Job =
Put the records into a two-column CSV with the header row "record_text" and "answer_text". Each record gets one row holding its text and its answer, each in a single quoted field with line breaks replaced by spaces, and the pictures are left out.

== Data to use

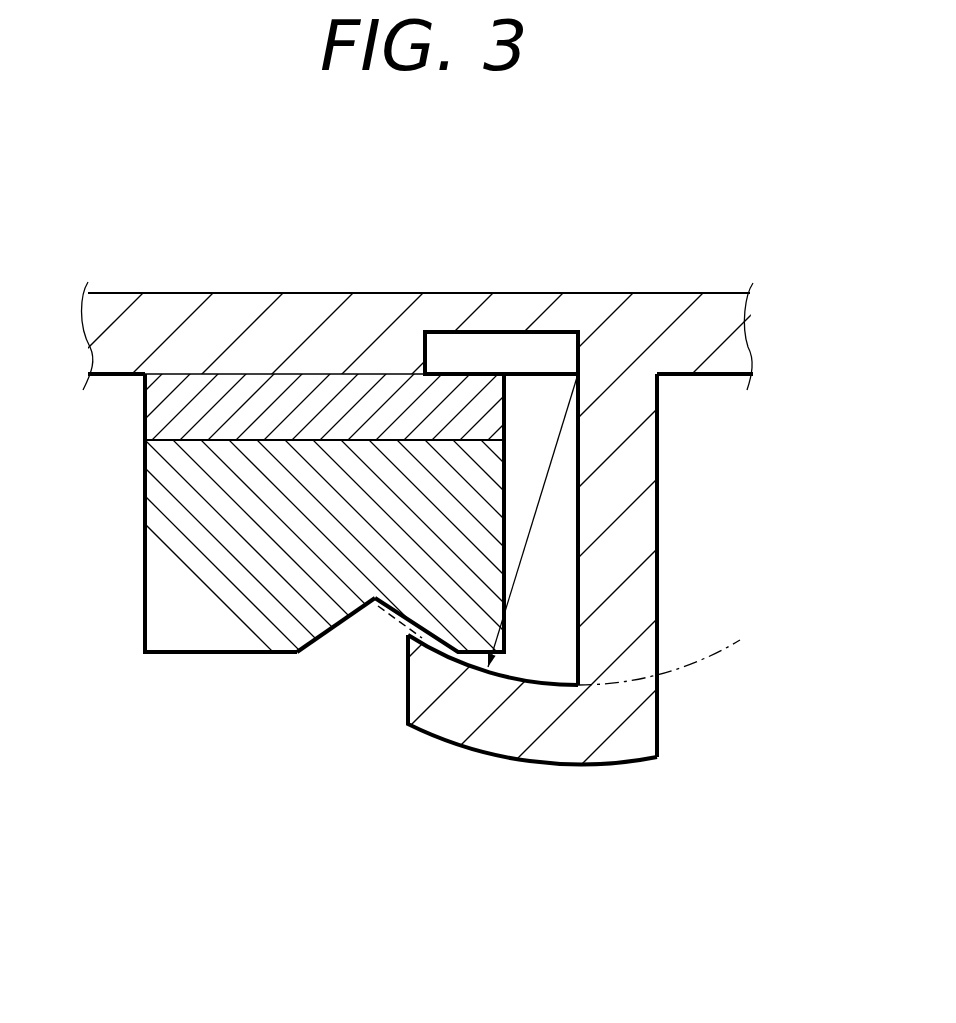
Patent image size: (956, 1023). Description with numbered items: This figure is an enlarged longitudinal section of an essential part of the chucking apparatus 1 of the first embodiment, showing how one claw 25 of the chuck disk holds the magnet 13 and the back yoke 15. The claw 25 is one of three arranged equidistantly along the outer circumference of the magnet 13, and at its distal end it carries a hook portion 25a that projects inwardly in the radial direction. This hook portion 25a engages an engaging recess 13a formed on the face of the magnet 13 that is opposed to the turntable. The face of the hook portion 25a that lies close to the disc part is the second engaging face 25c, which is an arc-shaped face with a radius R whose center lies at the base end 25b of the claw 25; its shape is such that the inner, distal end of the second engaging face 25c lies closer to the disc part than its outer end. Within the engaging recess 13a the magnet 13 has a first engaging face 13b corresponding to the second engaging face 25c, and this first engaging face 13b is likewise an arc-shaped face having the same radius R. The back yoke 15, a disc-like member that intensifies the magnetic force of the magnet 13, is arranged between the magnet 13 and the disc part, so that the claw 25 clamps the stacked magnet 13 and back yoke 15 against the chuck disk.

The display panel 1 is at (782, 278).
The magnet 13 is at (325, 480).
The engaging recess 13a is at (334, 638).
The first engaging face 13b is at (400, 622).
The back yoke 15 is at (168, 402).
The claw 25 is at (581, 533).
The hook portion 25a is at (500, 733).
The base end 25b is at (584, 369).
The second engaging face 25c is at (541, 681).
The radius R is at (561, 430).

====

Right answer =
record_text,answer_text
"Patent image size: (956, 1023). Description with numbered items: This figure is an enlarged longitudinal section of an essential part of the chucking apparatus 1 of the first embodiment, showing how one claw 25 of the chuck disk holds the magnet 13 and the back yoke 15. The claw 25 is one of three arranged equidistantly along the outer circumference of the magnet 13, and at its distal end it carries a hook portion 25a that projects inwardly in the radial direction. This hook portion 25a engages an engaging recess 13a formed on the face of the magnet 13 that is opposed to the turntable. The face of the hook portion 25a that lies close to the disc part is the second engaging face 25c, which is an arc-shaped face with a radius R whose center lies at the base end 25b of the claw 25; its shape is such that the inner, distal end of the second engaging face 25c lies closer to the disc part than its outer end. Within the engaging recess 13a the magnet 13 has a first engaging face 13b corresponding to the second engaging face 25c, and this first engaging face 13b is likewise an arc-shaped face having the same radius R. The back yoke 15, a disc-like member that intensifies the magnetic force of the magnet 13, is arranged between the magnet 13 and the disc part, so that the claw 25 clamps the stacked magnet 13 and back yoke 15 against the chuck disk.","The display panel 1 is at (782, 278). The magnet 13 is at (325, 480). The engaging recess 13a is at (334, 638). The first engaging face 13b is at (400, 622). The back yoke 15 is at (168, 402). The claw 25 is at (581, 533). The hook portion 25a is at (500, 733). The base end 25b is at (584, 369). The second engaging face 25c is at (541, 681). The radius R is at (561, 430)."